### Goal
Leave out the pictures and repeat every record exactly.

[Extracted records]
+===+

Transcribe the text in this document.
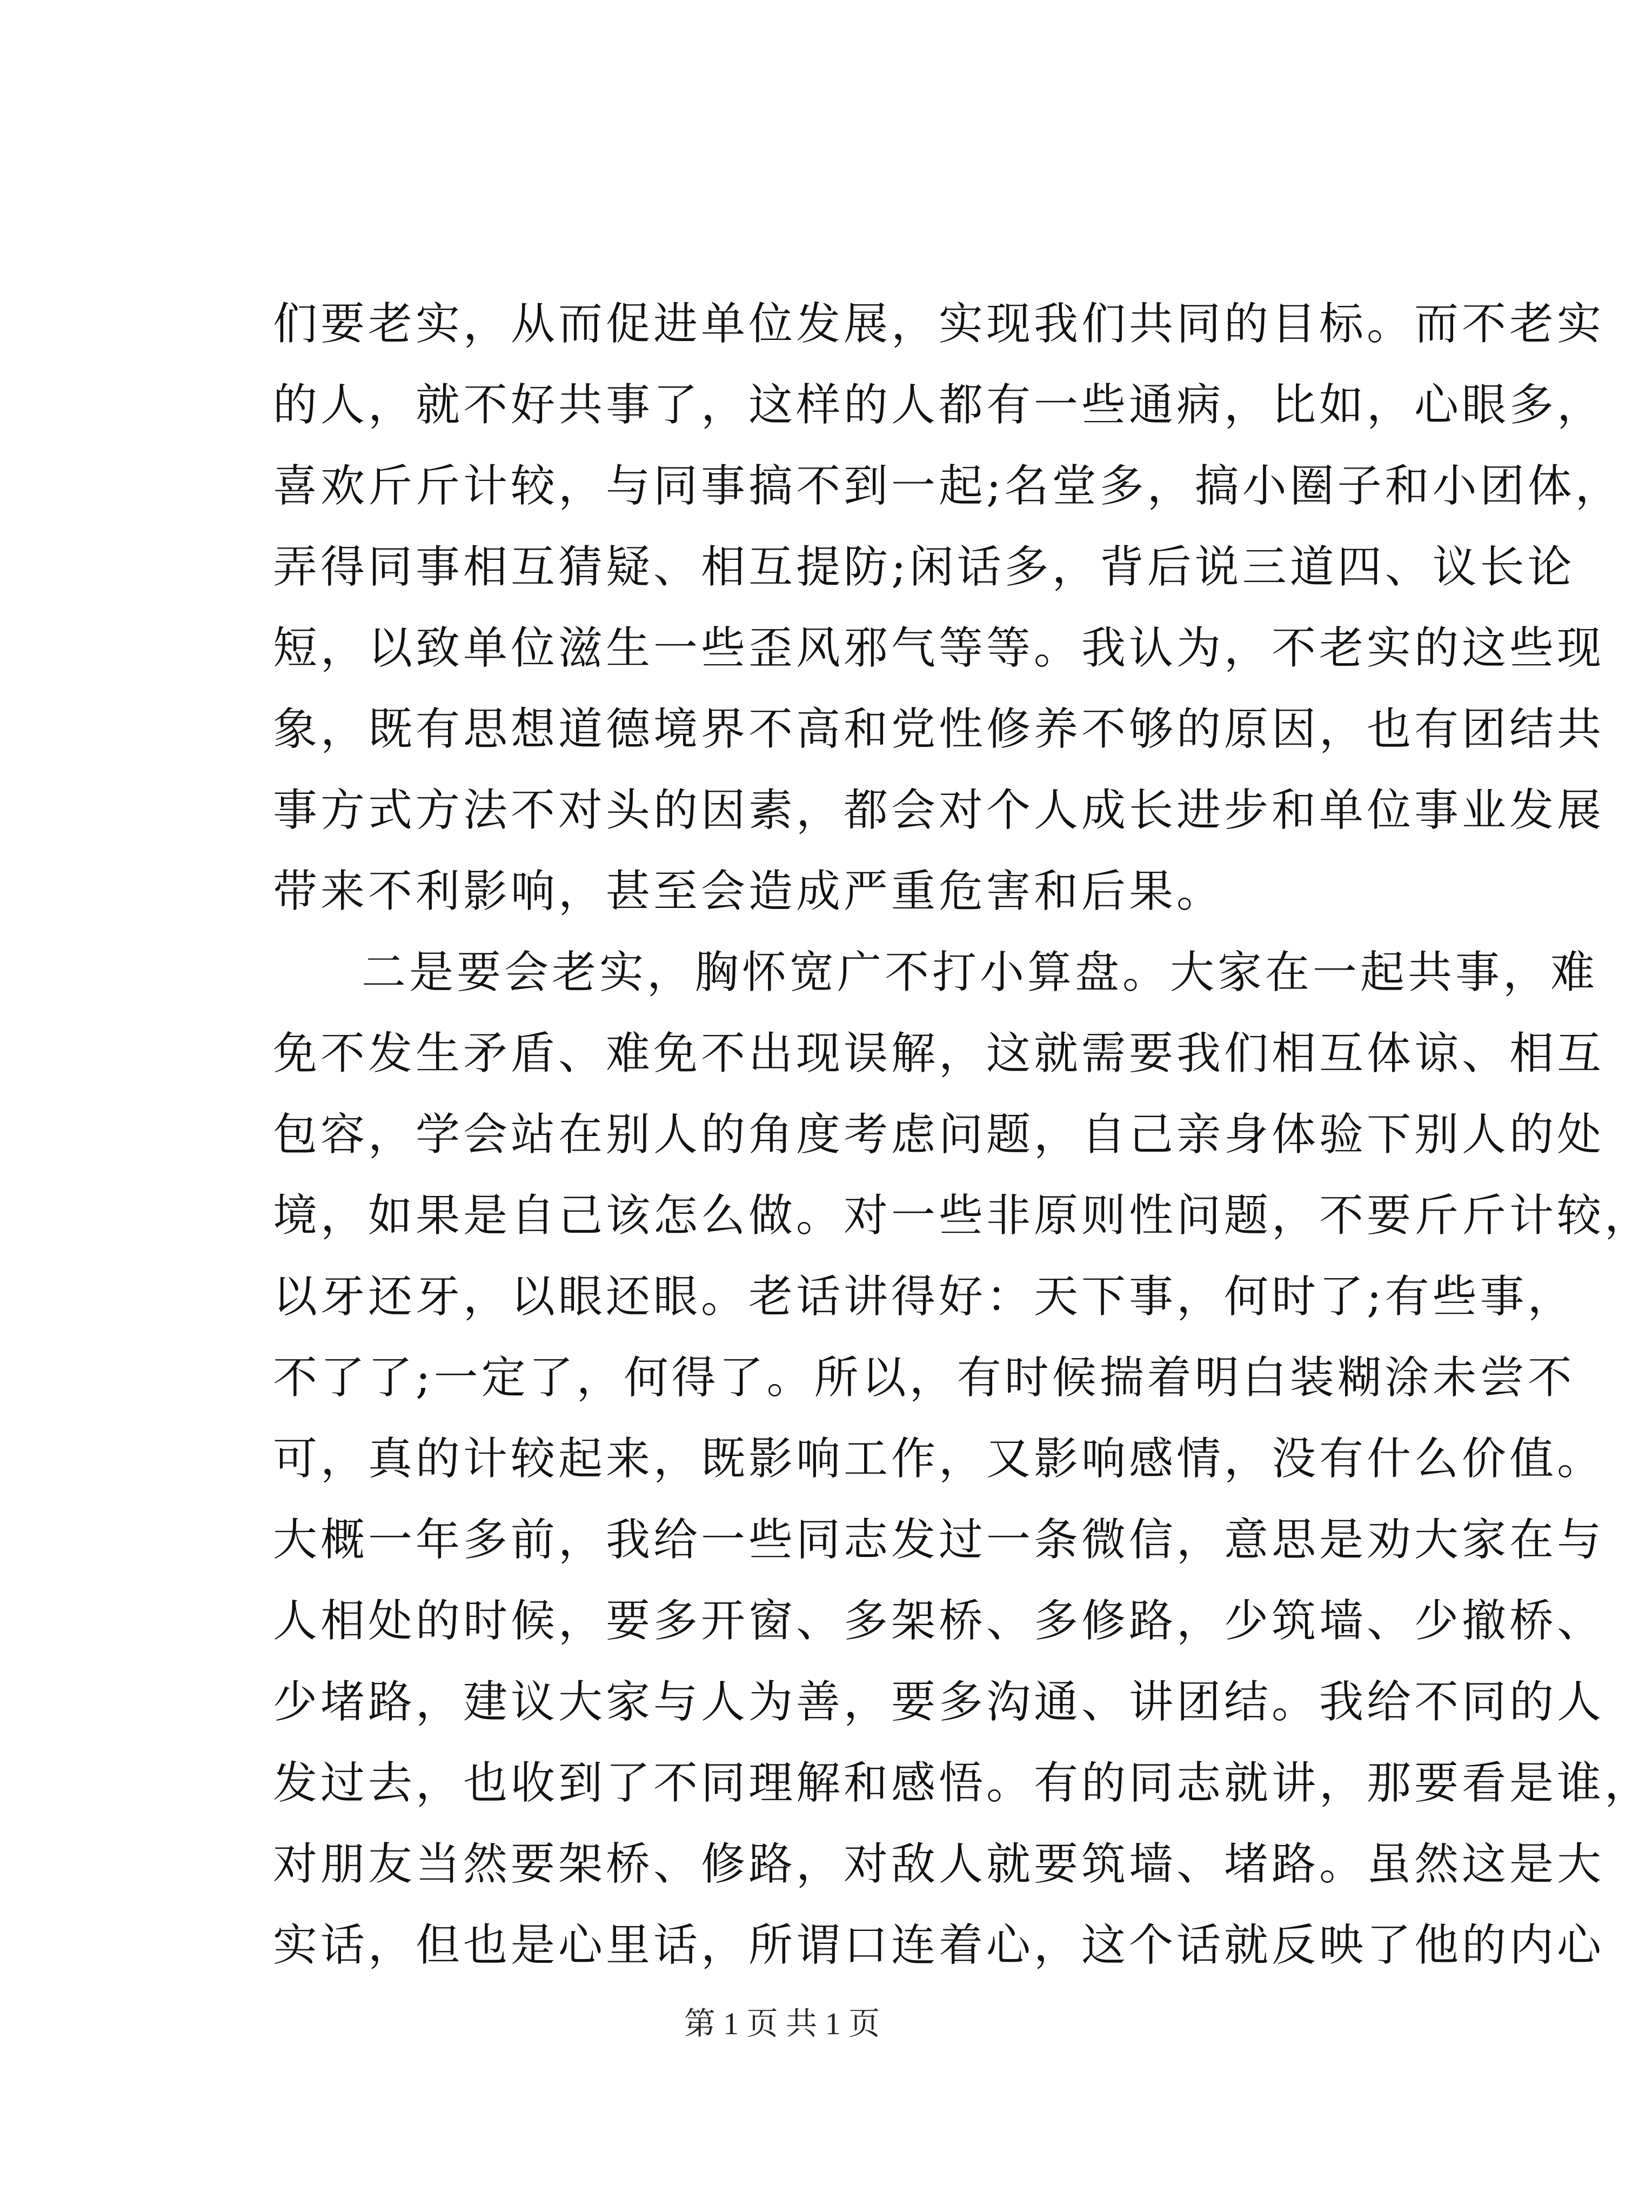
们要老实，从而促进单位发展，实现我们共同的目标。而不老实
的人，就不好共事了，这样的人都有一些通病，比如，心眼多，
喜欢斤斤计较，与同事搞不到一起;名堂多，搞小圈子和小团体，
弄得同事相互猜疑、相互提防;闲话多，背后说三道四、议长论
短，以致单位滋生一些歪风邪气等等。我认为，不老实的这些现
象，既有思想道德境界不高和党性修养不够的原因，也有团结共
事方式方法不对头的因素，都会对个人成长进步和单位事业发展
带来不利影响，甚至会造成严重危害和后果。
二是要会老实，胸怀宽广不打小算盘。大家在一起共事，难
免不发生矛盾、难免不出现误解，这就需要我们相互体谅、相互
包容，学会站在别人的角度考虑问题，自己亲身体验下别人的处
境，如果是自己该怎么做。对一些非原则性问题，不要斤斤计较，
以牙还牙，以眼还眼。老话讲得好：天下事，何时了;有些事，
不了了;一定了，何得了。所以，有时候揣着明白装糊涂未尝不
可，真的计较起来，既影响工作，又影响感情，没有什么价值。
大概一年多前，我给一些同志发过一条微信，意思是劝大家在与
人相处的时候，要多开窗、多架桥、多修路，少筑墙、少撤桥、
少堵路，建议大家与人为善，要多沟通、讲团结。我给不同的人
发过去，也收到了不同理解和感悟。有的同志就讲，那要看是谁，
对朋友当然要架桥、修路，对敌人就要筑墙、堵路。虽然这是大
实话，但也是心里话，所谓口连着心，这个话就反映了他的内心
第 1 页 共 1 页
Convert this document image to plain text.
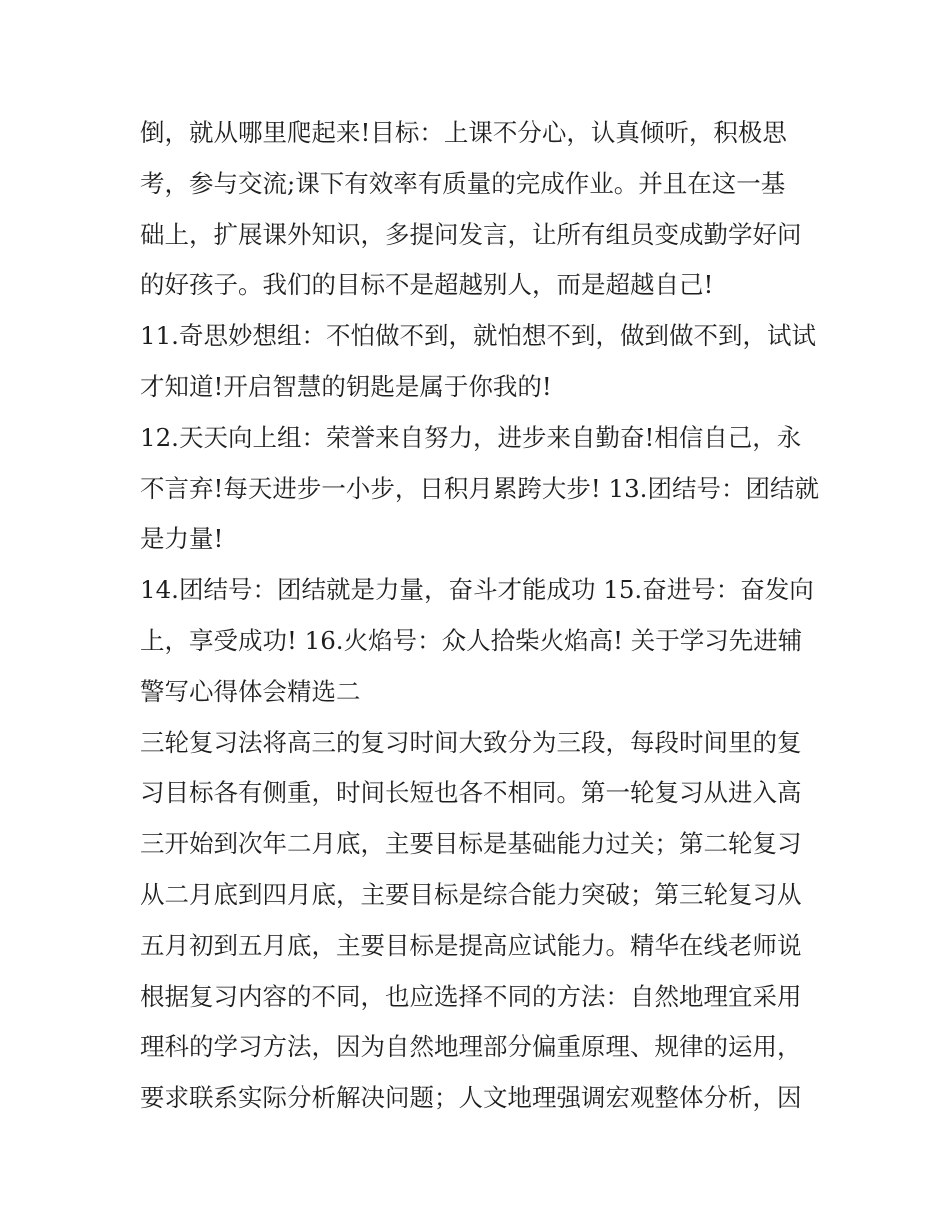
倒，就从哪里爬起来!目标：上课不分心，认真倾听，积极思
考，参与交流;课下有效率有质量的完成作业。并且在这一基
础上，扩展课外知识，多提问发言，让所有组员变成勤学好问
的好孩子。我们的目标不是超越别人，而是超越自己!
11.奇思妙想组：不怕做不到，就怕想不到，做到做不到，试试
才知道!开启智慧的钥匙是属于你我的!
12.天天向上组：荣誉来自努力，进步来自勤奋!相信自己，永
不言弃!每天进步一小步，日积月累跨大步! 13.团结号：团结就
是力量!
14.团结号：团结就是力量，奋斗才能成功 15.奋进号：奋发向
上，享受成功! 16.火焰号：众人拾柴火焰高! 关于学习先进辅
警写心得体会精选二
三轮复习法将高三的复习时间大致分为三段，每段时间里的复
习目标各有侧重，时间长短也各不相同。第一轮复习从进入高
三开始到次年二月底，主要目标是基础能力过关；第二轮复习
从二月底到四月底，主要目标是综合能力突破；第三轮复习从
五月初到五月底，主要目标是提高应试能力。精华在线老师说
根据复习内容的不同，也应选择不同的方法：自然地理宜采用
理科的学习方法，因为自然地理部分偏重原理、规律的运用，
要求联系实际分析解决问题；人文地理强调宏观整体分析，因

+===+

### Result of this task
Transcribe the text in this document.
们要老实，从而促进单位发展，实现我们共同的目标。而不老实
的人，就不好共事了，这样的人都有一些通病，比如，心眼多，
喜欢斤斤计较，与同事搞不到一起;名堂多，搞小圈子和小团体，
弄得同事相互猜疑、相互提防;闲话多，背后说三道四、议长论
短，以致单位滋生一些歪风邪气等等。我认为，不老实的这些现
象，既有思想道德境界不高和党性修养不够的原因，也有团结共
事方式方法不对头的因素，都会对个人成长进步和单位事业发展
带来不利影响，甚至会造成严重危害和后果。
二是要会老实，胸怀宽广不打小算盘。大家在一起共事，难
免不发生矛盾、难免不出现误解，这就需要我们相互体谅、相互
包容，学会站在别人的角度考虑问题，自己亲身体验下别人的处
境，如果是自己该怎么做。对一些非原则性问题，不要斤斤计较，
以牙还牙，以眼还眼。老话讲得好：天下事，何时了;有些事，
不了了;一定了，何得了。所以，有时候揣着明白装糊涂未尝不
可，真的计较起来，既影响工作，又影响感情，没有什么价值。
大概一年多前，我给一些同志发过一条微信，意思是劝大家在与
人相处的时候，要多开窗、多架桥、多修路，少筑墙、少撤桥、
少堵路，建议大家与人为善，要多沟通、讲团结。我给不同的人
发过去，也收到了不同理解和感悟。有的同志就讲，那要看是谁，
对朋友当然要架桥、修路，对敌人就要筑墙、堵路。虽然这是大
实话，但也是心里话，所谓口连着心，这个话就反映了他的内心
第 1 页 共 1 页
Convert this document image to plain text.
倒，就从哪里爬起来!目标：上课不分心，认真倾听，积极思
考，参与交流;课下有效率有质量的完成作业。并且在这一基
础上，扩展课外知识，多提问发言，让所有组员变成勤学好问
的好孩子。我们的目标不是超越别人，而是超越自己!
11.奇思妙想组：不怕做不到，就怕想不到，做到做不到，试试
才知道!开启智慧的钥匙是属于你我的!
12.天天向上组：荣誉来自努力，进步来自勤奋!相信自己，永
不言弃!每天进步一小步，日积月累跨大步! 13.团结号：团结就
是力量!
14.团结号：团结就是力量，奋斗才能成功 15.奋进号：奋发向
上，享受成功! 16.火焰号：众人拾柴火焰高! 关于学习先进辅
警写心得体会精选二
三轮复习法将高三的复习时间大致分为三段，每段时间里的复
习目标各有侧重，时间长短也各不相同。第一轮复习从进入高
三开始到次年二月底，主要目标是基础能力过关；第二轮复习
从二月底到四月底，主要目标是综合能力突破；第三轮复习从
五月初到五月底，主要目标是提高应试能力。精华在线老师说
根据复习内容的不同，也应选择不同的方法：自然地理宜采用
理科的学习方法，因为自然地理部分偏重原理、规律的运用，
要求联系实际分析解决问题；人文地理强调宏观整体分析，因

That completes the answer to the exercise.